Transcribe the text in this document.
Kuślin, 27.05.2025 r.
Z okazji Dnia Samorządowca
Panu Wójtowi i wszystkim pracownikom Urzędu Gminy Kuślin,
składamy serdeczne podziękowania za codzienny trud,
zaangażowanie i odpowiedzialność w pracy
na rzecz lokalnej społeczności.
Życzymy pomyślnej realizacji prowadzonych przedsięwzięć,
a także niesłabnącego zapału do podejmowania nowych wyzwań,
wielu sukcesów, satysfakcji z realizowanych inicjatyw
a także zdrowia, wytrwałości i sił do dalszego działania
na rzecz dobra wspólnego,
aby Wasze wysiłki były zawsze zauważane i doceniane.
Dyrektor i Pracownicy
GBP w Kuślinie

● What you need to do: Reproduce the entries above in full, verbatim.

● Result of the task:
Transcribe the text in this document.
Kuślin, 27.05.2025 r.
Z okazji Dnia Samorządowca
Panu Wójtowi i wszystkim pracownikom Urzędu Gminy Kuślin,
składamy serdeczne podziękowania za codzienny trud,
zaangażowanie i odpowiedzialność w pracy
na rzecz lokalnej społeczności.
Życzymy pomyślnej realizacji prowadzonych przedsięwzięć,
a także niesłabnącego zapału do podejmowania nowych wyzwań,
wielu sukcesów, satysfakcji z realizowanych inicjatyw
a także zdrowia, wytrwałości i sił do dalszego działania
na rzecz dobra wspólnego,
aby Wasze wysiłki były zawsze zauważane i doceniane.
Dyrektor i Pracownicy
GBP w Kuślinie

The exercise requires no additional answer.